Could you print the stretch of the listing from its first line through the line containing "x-tick-label: 1-Apr-21 [744, 1395, 796, 1409]", reproducing every line character for character?

===== Material for this exercise =====

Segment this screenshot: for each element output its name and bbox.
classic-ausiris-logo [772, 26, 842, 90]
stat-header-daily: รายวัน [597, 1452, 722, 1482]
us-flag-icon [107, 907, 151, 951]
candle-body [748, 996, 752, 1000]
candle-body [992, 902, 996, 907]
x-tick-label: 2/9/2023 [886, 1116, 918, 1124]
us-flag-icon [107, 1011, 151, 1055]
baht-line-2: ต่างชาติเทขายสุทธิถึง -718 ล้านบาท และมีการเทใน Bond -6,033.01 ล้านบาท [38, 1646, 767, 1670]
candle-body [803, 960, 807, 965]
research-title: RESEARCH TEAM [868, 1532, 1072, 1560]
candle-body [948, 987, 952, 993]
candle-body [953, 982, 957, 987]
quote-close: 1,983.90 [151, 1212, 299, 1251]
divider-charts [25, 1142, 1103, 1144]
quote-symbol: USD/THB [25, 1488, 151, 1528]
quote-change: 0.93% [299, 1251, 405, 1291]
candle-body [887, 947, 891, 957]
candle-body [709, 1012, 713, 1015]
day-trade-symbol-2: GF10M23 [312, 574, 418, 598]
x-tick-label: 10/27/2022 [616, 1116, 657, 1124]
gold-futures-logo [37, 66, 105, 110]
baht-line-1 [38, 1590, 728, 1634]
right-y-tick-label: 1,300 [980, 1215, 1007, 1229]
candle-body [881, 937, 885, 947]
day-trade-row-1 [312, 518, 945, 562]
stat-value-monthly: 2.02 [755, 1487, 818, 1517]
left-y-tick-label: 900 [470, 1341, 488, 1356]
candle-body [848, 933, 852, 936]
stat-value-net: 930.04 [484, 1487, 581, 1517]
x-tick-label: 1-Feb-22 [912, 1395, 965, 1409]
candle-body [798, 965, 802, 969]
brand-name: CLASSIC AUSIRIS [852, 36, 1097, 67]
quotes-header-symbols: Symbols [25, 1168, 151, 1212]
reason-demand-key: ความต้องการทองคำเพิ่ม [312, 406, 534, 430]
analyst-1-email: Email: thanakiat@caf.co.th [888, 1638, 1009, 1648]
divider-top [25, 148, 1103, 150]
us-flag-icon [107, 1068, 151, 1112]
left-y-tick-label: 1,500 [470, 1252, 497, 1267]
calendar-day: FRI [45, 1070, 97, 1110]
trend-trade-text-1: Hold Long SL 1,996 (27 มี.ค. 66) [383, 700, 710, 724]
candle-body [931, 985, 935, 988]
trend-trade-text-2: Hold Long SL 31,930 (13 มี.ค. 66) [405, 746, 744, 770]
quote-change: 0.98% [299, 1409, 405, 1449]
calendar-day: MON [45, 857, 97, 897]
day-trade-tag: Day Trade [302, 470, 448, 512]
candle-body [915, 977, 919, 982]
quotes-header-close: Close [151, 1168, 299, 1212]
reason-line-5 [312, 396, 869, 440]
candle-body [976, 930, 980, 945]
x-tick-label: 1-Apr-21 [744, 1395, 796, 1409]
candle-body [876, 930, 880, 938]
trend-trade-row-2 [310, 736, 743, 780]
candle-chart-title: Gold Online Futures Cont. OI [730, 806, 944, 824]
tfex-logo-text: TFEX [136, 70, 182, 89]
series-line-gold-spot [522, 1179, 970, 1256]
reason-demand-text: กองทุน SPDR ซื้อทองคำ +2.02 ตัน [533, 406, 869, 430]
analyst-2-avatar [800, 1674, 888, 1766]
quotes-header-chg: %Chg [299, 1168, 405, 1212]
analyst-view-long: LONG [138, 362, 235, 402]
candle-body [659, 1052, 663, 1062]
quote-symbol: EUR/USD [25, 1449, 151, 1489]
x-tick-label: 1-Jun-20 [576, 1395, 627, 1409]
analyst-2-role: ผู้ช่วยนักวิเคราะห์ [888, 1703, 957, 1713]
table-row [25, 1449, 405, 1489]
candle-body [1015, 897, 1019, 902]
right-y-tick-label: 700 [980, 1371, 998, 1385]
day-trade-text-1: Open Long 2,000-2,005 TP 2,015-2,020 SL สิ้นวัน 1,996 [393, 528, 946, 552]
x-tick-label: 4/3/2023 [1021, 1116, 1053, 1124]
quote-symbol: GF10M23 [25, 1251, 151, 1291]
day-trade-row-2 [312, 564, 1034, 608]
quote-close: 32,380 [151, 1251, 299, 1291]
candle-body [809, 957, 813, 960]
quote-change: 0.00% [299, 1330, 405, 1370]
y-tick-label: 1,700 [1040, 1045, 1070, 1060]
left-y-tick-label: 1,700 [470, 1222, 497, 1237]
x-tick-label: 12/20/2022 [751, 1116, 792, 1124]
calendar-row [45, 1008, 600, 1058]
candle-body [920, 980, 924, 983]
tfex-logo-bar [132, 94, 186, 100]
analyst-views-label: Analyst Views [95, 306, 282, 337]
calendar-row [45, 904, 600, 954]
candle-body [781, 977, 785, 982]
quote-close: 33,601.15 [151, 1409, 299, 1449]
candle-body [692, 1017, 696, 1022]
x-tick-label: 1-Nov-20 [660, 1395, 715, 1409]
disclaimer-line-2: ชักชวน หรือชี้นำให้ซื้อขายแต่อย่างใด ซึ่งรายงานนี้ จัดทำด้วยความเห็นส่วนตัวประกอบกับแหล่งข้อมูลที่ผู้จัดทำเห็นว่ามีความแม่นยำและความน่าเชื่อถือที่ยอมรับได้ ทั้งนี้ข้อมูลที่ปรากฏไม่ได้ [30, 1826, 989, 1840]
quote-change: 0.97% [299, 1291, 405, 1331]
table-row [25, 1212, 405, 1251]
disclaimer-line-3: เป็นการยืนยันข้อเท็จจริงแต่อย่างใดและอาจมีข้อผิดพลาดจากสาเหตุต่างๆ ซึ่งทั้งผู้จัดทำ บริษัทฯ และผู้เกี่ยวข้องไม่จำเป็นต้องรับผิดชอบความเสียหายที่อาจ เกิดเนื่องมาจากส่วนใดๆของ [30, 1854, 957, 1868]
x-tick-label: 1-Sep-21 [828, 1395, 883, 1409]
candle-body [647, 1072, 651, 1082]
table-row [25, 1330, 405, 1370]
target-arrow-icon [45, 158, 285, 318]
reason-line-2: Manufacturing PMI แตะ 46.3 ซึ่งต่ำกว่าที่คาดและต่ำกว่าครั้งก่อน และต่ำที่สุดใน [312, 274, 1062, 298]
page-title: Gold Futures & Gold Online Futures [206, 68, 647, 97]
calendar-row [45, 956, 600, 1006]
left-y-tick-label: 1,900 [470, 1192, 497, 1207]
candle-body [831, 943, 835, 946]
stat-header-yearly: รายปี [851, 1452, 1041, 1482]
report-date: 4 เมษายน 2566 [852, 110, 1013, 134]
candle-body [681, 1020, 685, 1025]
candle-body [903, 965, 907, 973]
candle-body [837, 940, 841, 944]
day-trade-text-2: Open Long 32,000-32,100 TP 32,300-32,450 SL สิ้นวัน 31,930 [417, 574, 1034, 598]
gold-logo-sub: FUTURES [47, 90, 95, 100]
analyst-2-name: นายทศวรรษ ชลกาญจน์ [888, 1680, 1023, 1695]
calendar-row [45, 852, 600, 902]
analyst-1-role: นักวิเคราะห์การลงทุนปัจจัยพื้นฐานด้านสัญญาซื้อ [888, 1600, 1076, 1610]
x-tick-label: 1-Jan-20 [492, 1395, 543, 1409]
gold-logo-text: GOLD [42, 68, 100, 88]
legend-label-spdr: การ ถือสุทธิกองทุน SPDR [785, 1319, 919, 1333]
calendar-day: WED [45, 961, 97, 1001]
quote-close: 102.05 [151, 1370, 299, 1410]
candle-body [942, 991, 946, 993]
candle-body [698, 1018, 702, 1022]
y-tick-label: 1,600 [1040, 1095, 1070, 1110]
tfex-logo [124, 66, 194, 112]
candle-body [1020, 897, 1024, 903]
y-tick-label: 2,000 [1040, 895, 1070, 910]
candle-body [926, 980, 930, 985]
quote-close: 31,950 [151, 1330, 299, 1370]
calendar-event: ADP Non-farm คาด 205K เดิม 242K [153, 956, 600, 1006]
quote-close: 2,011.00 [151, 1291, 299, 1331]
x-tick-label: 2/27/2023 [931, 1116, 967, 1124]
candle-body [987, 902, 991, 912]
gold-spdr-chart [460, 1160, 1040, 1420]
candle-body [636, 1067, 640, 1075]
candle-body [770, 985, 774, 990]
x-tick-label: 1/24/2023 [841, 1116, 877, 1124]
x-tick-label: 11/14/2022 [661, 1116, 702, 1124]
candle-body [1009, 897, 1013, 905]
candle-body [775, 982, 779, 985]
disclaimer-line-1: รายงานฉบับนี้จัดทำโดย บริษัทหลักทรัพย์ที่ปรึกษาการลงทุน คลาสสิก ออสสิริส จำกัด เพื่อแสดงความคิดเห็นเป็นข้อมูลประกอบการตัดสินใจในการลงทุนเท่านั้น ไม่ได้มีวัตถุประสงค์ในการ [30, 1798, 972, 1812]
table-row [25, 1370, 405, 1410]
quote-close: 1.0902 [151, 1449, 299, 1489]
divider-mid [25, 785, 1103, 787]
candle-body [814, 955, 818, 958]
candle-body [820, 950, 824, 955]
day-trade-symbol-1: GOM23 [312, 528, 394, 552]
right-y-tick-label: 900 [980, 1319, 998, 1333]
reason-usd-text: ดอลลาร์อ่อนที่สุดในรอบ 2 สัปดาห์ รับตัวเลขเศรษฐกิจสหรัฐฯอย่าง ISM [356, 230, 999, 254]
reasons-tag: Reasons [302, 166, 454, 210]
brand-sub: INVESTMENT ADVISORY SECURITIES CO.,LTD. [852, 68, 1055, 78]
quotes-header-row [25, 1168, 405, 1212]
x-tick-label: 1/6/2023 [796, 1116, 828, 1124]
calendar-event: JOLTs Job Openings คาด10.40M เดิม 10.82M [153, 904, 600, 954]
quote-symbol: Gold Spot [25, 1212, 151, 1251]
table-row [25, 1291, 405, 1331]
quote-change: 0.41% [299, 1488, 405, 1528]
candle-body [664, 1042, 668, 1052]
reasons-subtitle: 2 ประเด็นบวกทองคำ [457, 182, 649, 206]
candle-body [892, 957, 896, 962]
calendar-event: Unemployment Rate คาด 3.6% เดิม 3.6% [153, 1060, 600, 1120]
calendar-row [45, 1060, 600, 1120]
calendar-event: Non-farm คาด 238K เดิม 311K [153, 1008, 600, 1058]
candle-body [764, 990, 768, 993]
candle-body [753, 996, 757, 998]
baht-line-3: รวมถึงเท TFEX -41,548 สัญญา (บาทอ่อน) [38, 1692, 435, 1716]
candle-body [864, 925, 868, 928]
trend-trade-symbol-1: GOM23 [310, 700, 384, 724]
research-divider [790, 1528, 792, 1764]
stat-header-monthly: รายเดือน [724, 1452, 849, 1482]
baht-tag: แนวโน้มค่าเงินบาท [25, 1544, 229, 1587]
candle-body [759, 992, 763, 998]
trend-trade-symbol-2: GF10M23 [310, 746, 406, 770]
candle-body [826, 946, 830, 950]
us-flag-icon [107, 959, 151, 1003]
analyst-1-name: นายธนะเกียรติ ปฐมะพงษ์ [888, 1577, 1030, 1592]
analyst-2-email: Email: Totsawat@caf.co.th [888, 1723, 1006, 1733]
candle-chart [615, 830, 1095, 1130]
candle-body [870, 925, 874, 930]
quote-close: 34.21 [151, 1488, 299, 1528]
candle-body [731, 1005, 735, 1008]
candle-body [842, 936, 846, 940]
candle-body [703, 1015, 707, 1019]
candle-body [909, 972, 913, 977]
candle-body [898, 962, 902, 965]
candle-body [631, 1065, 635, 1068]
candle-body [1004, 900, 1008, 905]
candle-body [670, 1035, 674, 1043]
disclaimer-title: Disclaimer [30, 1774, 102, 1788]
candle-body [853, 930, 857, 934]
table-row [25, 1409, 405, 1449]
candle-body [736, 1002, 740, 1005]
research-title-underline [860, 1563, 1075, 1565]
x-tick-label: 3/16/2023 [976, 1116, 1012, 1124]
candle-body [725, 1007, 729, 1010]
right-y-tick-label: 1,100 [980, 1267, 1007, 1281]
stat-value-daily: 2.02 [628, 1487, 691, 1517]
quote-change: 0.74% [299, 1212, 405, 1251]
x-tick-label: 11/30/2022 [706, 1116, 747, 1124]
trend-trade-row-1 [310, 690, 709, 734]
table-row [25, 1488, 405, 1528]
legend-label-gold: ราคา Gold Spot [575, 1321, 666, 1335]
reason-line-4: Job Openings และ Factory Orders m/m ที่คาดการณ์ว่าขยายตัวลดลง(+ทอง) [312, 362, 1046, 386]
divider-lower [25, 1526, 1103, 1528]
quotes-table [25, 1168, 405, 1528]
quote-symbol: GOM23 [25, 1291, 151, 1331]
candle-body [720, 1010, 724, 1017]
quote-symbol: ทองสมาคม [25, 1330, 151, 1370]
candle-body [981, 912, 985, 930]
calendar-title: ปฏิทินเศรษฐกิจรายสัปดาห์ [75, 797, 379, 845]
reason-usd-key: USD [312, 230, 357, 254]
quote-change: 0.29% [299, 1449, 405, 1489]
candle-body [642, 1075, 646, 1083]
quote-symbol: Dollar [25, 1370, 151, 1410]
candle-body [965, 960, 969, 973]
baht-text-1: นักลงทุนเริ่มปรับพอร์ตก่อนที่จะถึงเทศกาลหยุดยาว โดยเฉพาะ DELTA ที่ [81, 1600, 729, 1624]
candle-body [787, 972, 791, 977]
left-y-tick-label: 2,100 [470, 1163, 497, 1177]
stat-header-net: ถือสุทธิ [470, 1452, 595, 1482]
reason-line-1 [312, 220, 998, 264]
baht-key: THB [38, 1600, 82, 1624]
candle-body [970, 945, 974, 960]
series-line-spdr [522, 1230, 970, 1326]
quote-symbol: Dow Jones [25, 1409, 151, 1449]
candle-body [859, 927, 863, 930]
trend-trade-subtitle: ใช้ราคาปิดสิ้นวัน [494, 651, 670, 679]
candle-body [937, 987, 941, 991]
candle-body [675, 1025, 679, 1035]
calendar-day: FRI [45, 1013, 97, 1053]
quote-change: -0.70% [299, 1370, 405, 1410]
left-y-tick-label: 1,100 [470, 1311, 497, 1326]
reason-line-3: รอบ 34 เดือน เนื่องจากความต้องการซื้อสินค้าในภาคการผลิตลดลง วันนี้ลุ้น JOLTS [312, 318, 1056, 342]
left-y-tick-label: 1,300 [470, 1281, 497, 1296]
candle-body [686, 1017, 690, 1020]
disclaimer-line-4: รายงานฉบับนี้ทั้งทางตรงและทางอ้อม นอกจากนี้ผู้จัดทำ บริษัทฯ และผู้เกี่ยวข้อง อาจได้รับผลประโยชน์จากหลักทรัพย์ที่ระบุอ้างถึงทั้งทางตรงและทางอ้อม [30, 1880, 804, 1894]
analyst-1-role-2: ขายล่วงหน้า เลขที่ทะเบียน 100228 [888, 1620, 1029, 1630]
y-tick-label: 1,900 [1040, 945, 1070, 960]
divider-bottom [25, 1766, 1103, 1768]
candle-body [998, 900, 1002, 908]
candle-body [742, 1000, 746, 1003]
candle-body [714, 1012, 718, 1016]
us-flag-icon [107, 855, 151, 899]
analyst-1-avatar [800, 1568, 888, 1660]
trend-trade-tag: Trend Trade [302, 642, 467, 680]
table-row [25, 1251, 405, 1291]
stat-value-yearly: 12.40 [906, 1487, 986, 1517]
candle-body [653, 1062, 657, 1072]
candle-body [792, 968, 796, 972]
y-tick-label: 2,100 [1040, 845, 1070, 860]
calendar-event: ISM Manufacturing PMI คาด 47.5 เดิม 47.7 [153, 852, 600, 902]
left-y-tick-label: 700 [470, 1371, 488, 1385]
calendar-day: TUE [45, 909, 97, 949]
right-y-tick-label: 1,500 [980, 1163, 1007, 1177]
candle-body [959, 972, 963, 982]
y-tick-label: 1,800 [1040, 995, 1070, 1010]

=====

• [Answer to this problem]:
Segment this screenshot: for each element output its name and bbox.
classic-ausiris-logo [772, 26, 842, 90]
stat-header-daily: รายวัน [597, 1452, 722, 1482]
us-flag-icon [107, 907, 151, 951]
candle-body [748, 996, 752, 1000]
candle-body [992, 902, 996, 907]
x-tick-label: 2/9/2023 [886, 1116, 918, 1124]
us-flag-icon [107, 1011, 151, 1055]
baht-line-2: ต่างชาติเทขายสุทธิถึง -718 ล้านบาท และมีการเทใน Bond -6,033.01 ล้านบาท [38, 1646, 767, 1670]
candle-body [803, 960, 807, 965]
research-title: RESEARCH TEAM [868, 1532, 1072, 1560]
candle-body [948, 987, 952, 993]
candle-body [953, 982, 957, 987]
quote-close: 1,983.90 [151, 1212, 299, 1251]
divider-charts [25, 1142, 1103, 1144]
quote-symbol: USD/THB [25, 1488, 151, 1528]
quote-change: 0.93% [299, 1251, 405, 1291]
candle-body [887, 947, 891, 957]
candle-body [709, 1012, 713, 1015]
day-trade-symbol-2: GF10M23 [312, 574, 418, 598]
x-tick-label: 10/27/2022 [616, 1116, 657, 1124]
gold-futures-logo [37, 66, 105, 110]
baht-line-1 [38, 1590, 728, 1634]
right-y-tick-label: 1,300 [980, 1215, 1007, 1229]
candle-body [881, 937, 885, 947]
day-trade-row-1 [312, 518, 945, 562]
stat-value-monthly: 2.02 [755, 1487, 818, 1517]
left-y-tick-label: 900 [470, 1341, 488, 1356]
candle-body [848, 933, 852, 936]
stat-value-net: 930.04 [484, 1487, 581, 1517]
x-tick-label: 1-Feb-22 [912, 1395, 965, 1409]
candle-body [798, 965, 802, 969]
brand-name: CLASSIC AUSIRIS [852, 36, 1097, 67]
quotes-header-symbols: Symbols [25, 1168, 151, 1212]
reason-demand-key: ความต้องการทองคำเพิ่ม [312, 406, 534, 430]
analyst-1-email: Email: thanakiat@caf.co.th [888, 1638, 1009, 1648]
divider-top [25, 148, 1103, 150]
us-flag-icon [107, 1068, 151, 1112]
left-y-tick-label: 1,500 [470, 1252, 497, 1267]
calendar-day: FRI [45, 1070, 97, 1110]
trend-trade-text-1: Hold Long SL 1,996 (27 มี.ค. 66) [383, 700, 710, 724]
candle-body [931, 985, 935, 988]
trend-trade-text-2: Hold Long SL 31,930 (13 มี.ค. 66) [405, 746, 744, 770]
quote-change: 0.98% [299, 1409, 405, 1449]
calendar-day: MON [45, 857, 97, 897]
day-trade-tag: Day Trade [302, 470, 448, 512]
candle-body [915, 977, 919, 982]
quotes-header-close: Close [151, 1168, 299, 1212]
reason-line-5 [312, 396, 869, 440]
candle-body [976, 930, 980, 945]
x-tick-label: 1-Apr-21 [744, 1395, 796, 1409]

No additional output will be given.